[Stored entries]
####################

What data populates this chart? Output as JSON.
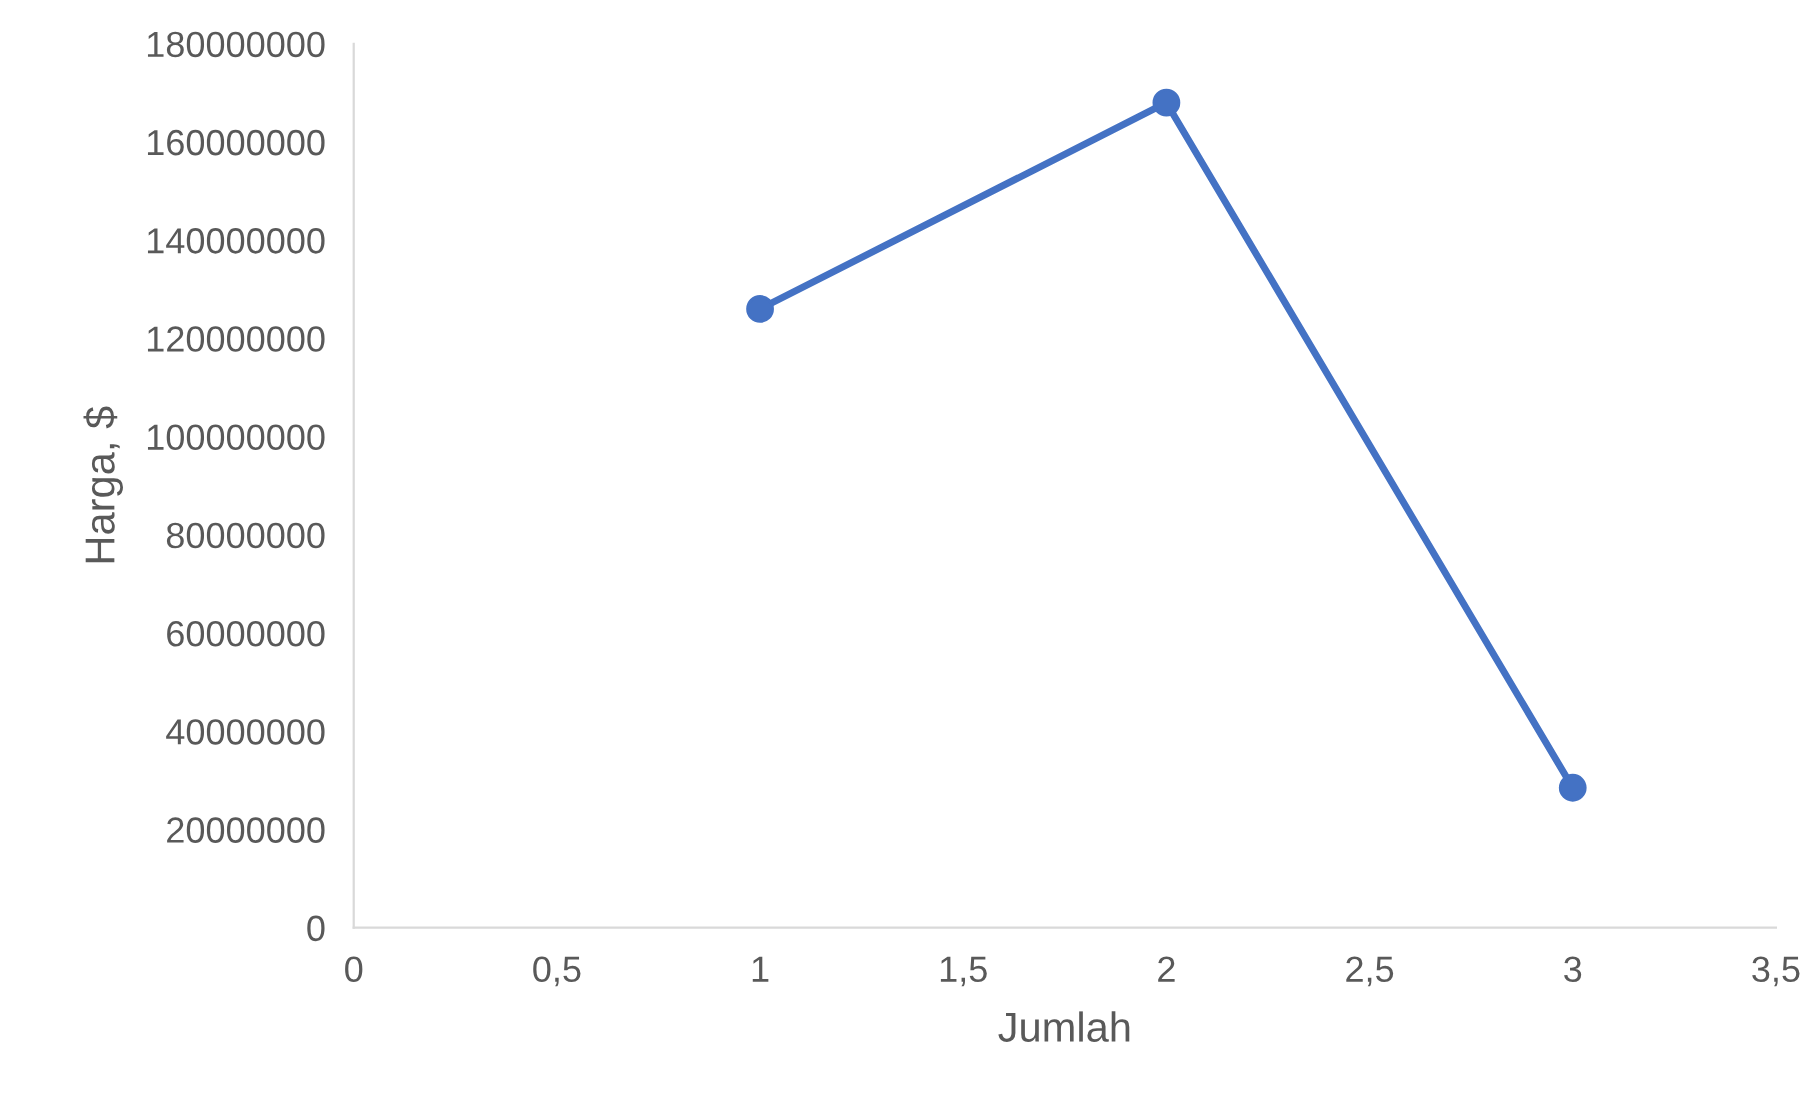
{
  "chart_data": {
    "type": "line",
    "xlabel": "Jumlah",
    "ylabel": "Harga, $",
    "marker": "circle",
    "line_style": "solid",
    "grid": false,
    "legend": false,
    "x": [
      1,
      2,
      3
    ],
    "series": [
      {
        "color": "#4472c4",
        "values": [
          126000000,
          168000000,
          28500000
        ]
      }
    ],
    "xlim": [
      0,
      3.5
    ],
    "xticks": [
      0,
      {
        "value": 0.5,
        "label": "0,5"
      },
      1,
      {
        "value": 1.5,
        "label": "1,5"
      },
      2,
      {
        "value": 2.5,
        "label": "2,5"
      },
      3,
      {
        "value": 3.5,
        "label": "3,5"
      }
    ],
    "ylim": [
      0,
      180000000
    ],
    "yticks": [
      0,
      20000000,
      40000000,
      60000000,
      80000000,
      100000000,
      120000000,
      140000000,
      160000000,
      180000000
    ]
  }
}
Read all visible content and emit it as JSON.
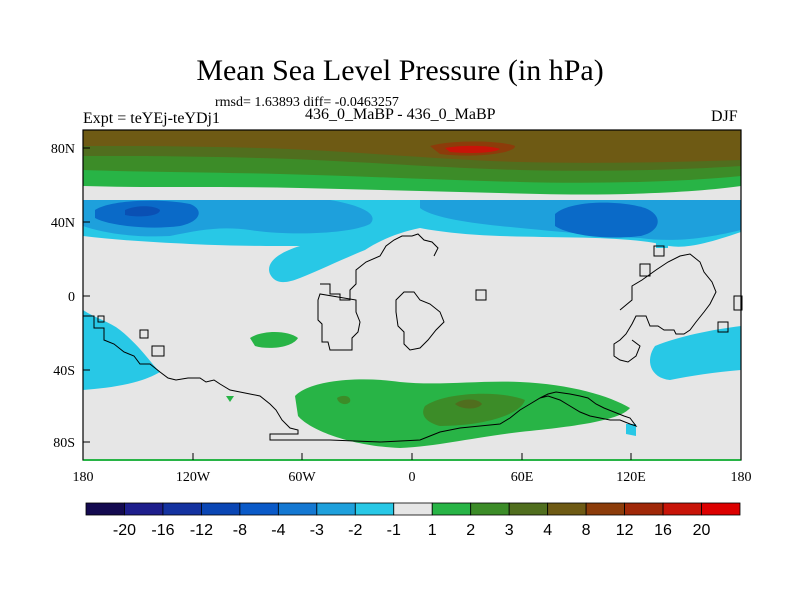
{
  "title": "Mean Sea Level Pressure (in hPa)",
  "stats": "rmsd= 1.63893 diff= -0.0463257",
  "experiment": "Expt = teYEj-teYDj1",
  "subtitle": "436_0_MaBP - 436_0_MaBP",
  "season": "DJF",
  "lat_labels": [
    "80N",
    "40N",
    "0",
    "40S",
    "80S"
  ],
  "lon_labels": [
    "180",
    "120W",
    "60W",
    "0",
    "60E",
    "120E",
    "180"
  ],
  "colorbar": {
    "labels": [
      "-20",
      "-16",
      "-12",
      "-8",
      "-4",
      "-3",
      "-2",
      "-1",
      "1",
      "2",
      "3",
      "4",
      "8",
      "12",
      "16",
      "20"
    ],
    "colors": [
      "#140a50",
      "#1e1e8c",
      "#1432a0",
      "#0a46b4",
      "#0a5ac8",
      "#1478d2",
      "#1ea0dc",
      "#28c8e6",
      "#e6e6e6",
      "#28b446",
      "#3c8c28",
      "#506e1e",
      "#6e5a14",
      "#8c3c0a",
      "#a02808",
      "#c81408",
      "#dc0000"
    ]
  },
  "map_colors": {
    "neutral": "#e6e6e6",
    "cyan": "#28c8e6",
    "light_blue": "#1ea0dc",
    "blue": "#0a6ac8",
    "deep_blue": "#0a50b4",
    "green": "#28b446",
    "dark_green": "#3c8c28",
    "olive": "#506e1e",
    "brown": "#6e5a14",
    "rust": "#8c3c0a",
    "red": "#c81408"
  }
}
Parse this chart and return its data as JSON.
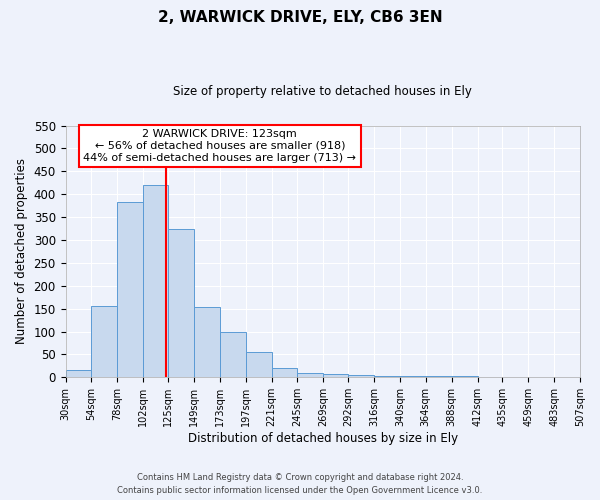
{
  "title": "2, WARWICK DRIVE, ELY, CB6 3EN",
  "subtitle": "Size of property relative to detached houses in Ely",
  "xlabel": "Distribution of detached houses by size in Ely",
  "ylabel": "Number of detached properties",
  "bar_color": "#c8d9ee",
  "bar_edge_color": "#5b9bd5",
  "background_color": "#eef2fb",
  "grid_color": "#ffffff",
  "bins": [
    30,
    54,
    78,
    102,
    125,
    149,
    173,
    197,
    221,
    245,
    269,
    292,
    316,
    340,
    364,
    388,
    412,
    435,
    459,
    483,
    507
  ],
  "values": [
    15,
    155,
    382,
    420,
    323,
    153,
    100,
    55,
    20,
    10,
    8,
    5,
    3,
    2,
    2,
    2,
    1,
    1,
    1,
    1
  ],
  "tick_labels": [
    "30sqm",
    "54sqm",
    "78sqm",
    "102sqm",
    "125sqm",
    "149sqm",
    "173sqm",
    "197sqm",
    "221sqm",
    "245sqm",
    "269sqm",
    "292sqm",
    "316sqm",
    "340sqm",
    "364sqm",
    "388sqm",
    "412sqm",
    "435sqm",
    "459sqm",
    "483sqm",
    "507sqm"
  ],
  "property_line_x": 123,
  "ylim": [
    0,
    550
  ],
  "yticks": [
    0,
    50,
    100,
    150,
    200,
    250,
    300,
    350,
    400,
    450,
    500,
    550
  ],
  "annotation_title": "2 WARWICK DRIVE: 123sqm",
  "annotation_line1": "← 56% of detached houses are smaller (918)",
  "annotation_line2": "44% of semi-detached houses are larger (713) →",
  "footer_line1": "Contains HM Land Registry data © Crown copyright and database right 2024.",
  "footer_line2": "Contains public sector information licensed under the Open Government Licence v3.0."
}
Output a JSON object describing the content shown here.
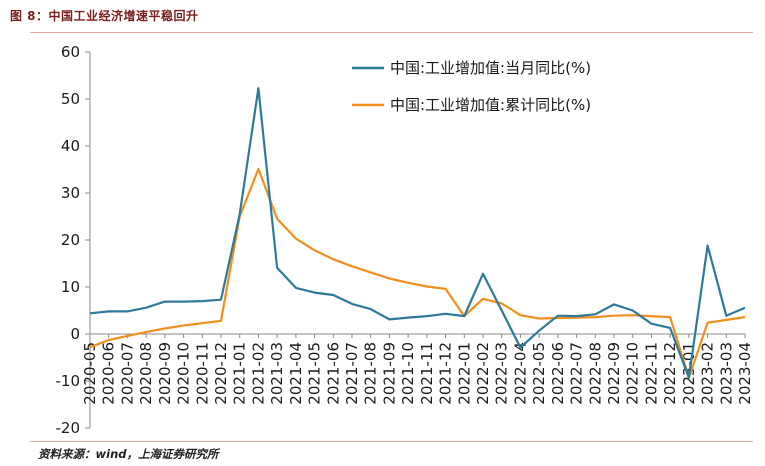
{
  "figure_title": "图 8：中国工业经济增速平稳回升",
  "source": "资料来源：wind，上海证券研究所",
  "colors": {
    "monthly": "#2e7a9a",
    "cumulative": "#f28e1c",
    "rule": "#e8a3a3"
  },
  "chart_data": {
    "type": "line",
    "title": "",
    "xlabel": "",
    "ylabel": "",
    "ylim": [
      -20,
      60
    ],
    "yticks": [
      -20,
      -10,
      0,
      10,
      20,
      30,
      40,
      50,
      60
    ],
    "legend_position": "top-right",
    "grid": false,
    "x": [
      "2020-05",
      "2020-06",
      "2020-07",
      "2020-08",
      "2020-09",
      "2020-10",
      "2020-11",
      "2020-12",
      "2021-01",
      "2021-02",
      "2021-03",
      "2021-04",
      "2021-05",
      "2021-06",
      "2021-07",
      "2021-08",
      "2021-09",
      "2021-10",
      "2021-11",
      "2021-12",
      "2022-01",
      "2022-02",
      "2022-03",
      "2022-04",
      "2022-05",
      "2022-06",
      "2022-07",
      "2022-08",
      "2022-09",
      "2022-10",
      "2022-11",
      "2022-12",
      "2023-01",
      "2023-02",
      "2023-03",
      "2023-04"
    ],
    "series": [
      {
        "name": "中国:工业增加值:当月同比(%)",
        "color": "#2e7a9a",
        "values": [
          4.4,
          4.8,
          4.8,
          5.6,
          6.9,
          6.9,
          7.0,
          7.3,
          null,
          52.3,
          14.1,
          9.8,
          8.8,
          8.3,
          6.4,
          5.3,
          3.1,
          3.5,
          3.8,
          4.3,
          null,
          12.8,
          5.0,
          -2.9,
          0.7,
          3.9,
          3.8,
          4.2,
          6.3,
          5.0,
          2.2,
          1.3,
          null,
          18.8,
          3.9,
          5.6
        ]
      },
      {
        "name": "中国:工业增加值:累计同比(%)",
        "color": "#f28e1c",
        "values": [
          -2.8,
          -1.3,
          -0.4,
          0.4,
          1.2,
          1.8,
          2.3,
          2.8,
          null,
          35.1,
          24.5,
          20.3,
          17.8,
          15.9,
          14.4,
          13.1,
          11.8,
          10.9,
          10.1,
          9.6,
          null,
          7.5,
          6.5,
          4.0,
          3.3,
          3.4,
          3.5,
          3.6,
          3.9,
          4.0,
          3.8,
          3.6,
          null,
          2.4,
          3.0,
          3.6
        ]
      }
    ],
    "breaks": [
      {
        "x": "2021-01",
        "monthly": 25.5,
        "cumulative": 25.0
      },
      {
        "x": "2022-01",
        "monthly": 3.8,
        "cumulative": 3.8
      },
      {
        "x": "2023-01",
        "monthly": -9.3,
        "cumulative": -9.3
      }
    ]
  }
}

####################

What you are asked to do: Reply with one number only: the count of lines in the entries that contain "WARWICK".

Complete response: 2